- [EXERCISE MATERIAL]
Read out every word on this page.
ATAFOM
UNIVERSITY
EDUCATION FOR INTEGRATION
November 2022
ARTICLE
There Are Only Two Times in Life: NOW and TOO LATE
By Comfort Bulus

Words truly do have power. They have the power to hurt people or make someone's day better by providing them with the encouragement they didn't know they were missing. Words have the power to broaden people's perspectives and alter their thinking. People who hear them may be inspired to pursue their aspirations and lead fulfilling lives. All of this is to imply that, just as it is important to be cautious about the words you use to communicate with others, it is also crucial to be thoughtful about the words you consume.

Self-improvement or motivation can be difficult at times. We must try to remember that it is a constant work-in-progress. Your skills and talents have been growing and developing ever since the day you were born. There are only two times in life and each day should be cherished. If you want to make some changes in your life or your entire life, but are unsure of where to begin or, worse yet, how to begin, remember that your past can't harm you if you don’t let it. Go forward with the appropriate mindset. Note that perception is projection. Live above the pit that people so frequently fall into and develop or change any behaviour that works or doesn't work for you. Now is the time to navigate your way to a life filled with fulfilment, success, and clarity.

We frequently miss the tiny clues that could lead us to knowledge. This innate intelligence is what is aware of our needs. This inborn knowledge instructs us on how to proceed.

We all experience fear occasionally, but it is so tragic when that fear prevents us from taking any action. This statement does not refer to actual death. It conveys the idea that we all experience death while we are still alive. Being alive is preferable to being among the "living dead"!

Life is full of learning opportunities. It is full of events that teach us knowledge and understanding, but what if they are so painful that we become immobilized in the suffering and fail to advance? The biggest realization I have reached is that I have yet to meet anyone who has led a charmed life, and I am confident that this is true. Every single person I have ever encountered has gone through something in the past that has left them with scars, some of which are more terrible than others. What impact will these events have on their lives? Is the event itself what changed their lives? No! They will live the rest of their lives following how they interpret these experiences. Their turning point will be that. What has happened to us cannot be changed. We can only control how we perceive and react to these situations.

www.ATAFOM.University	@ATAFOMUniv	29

- [EXERCISE DIRECTIONS]
Without leaving anything out, quote all the data.

- [WORKED SOLUTION]
Read out every word on this page.
ATAFOM
UNIVERSITY
EDUCATION FOR INTEGRATION
November 2022
ARTICLE
There Are Only Two Times in Life: NOW and TOO LATE
By Comfort Bulus

Words truly do have power. They have the power to hurt people or make someone's day better by providing them with the encouragement they didn't know they were missing. Words have the power to broaden people's perspectives and alter their thinking. People who hear them may be inspired to pursue their aspirations and lead fulfilling lives. All of this is to imply that, just as it is important to be cautious about the words you use to communicate with others, it is also crucial to be thoughtful about the words you consume.

Self-improvement or motivation can be difficult at times. We must try to remember that it is a constant work-in-progress. Your skills and talents have been growing and developing ever since the day you were born. There are only two times in life and each day should be cherished. If you want to make some changes in your life or your entire life, but are unsure of where to begin or, worse yet, how to begin, remember that your past can't harm you if you don’t let it. Go forward with the appropriate mindset. Note that perception is projection. Live above the pit that people so frequently fall into and develop or change any behaviour that works or doesn't work for you. Now is the time to navigate your way to a life filled with fulfilment, success, and clarity.

We frequently miss the tiny clues that could lead us to knowledge. This innate intelligence is what is aware of our needs. This inborn knowledge instructs us on how to proceed.

We all experience fear occasionally, but it is so tragic when that fear prevents us from taking any action. This statement does not refer to actual death. It conveys the idea that we all experience death while we are still alive. Being alive is preferable to being among the "living dead"!

Life is full of learning opportunities. It is full of events that teach us knowledge and understanding, but what if they are so painful that we become immobilized in the suffering and fail to advance? The biggest realization I have reached is that I have yet to meet anyone who has led a charmed life, and I am confident that this is true. Every single person I have ever encountered has gone through something in the past that has left them with scars, some of which are more terrible than others. What impact will these events have on their lives? Is the event itself what changed their lives? No! They will live the rest of their lives following how they interpret these experiences. Their turning point will be that. What has happened to us cannot be changed. We can only control how we perceive and react to these situations.

www.ATAFOM.University	@ATAFOMUniv	29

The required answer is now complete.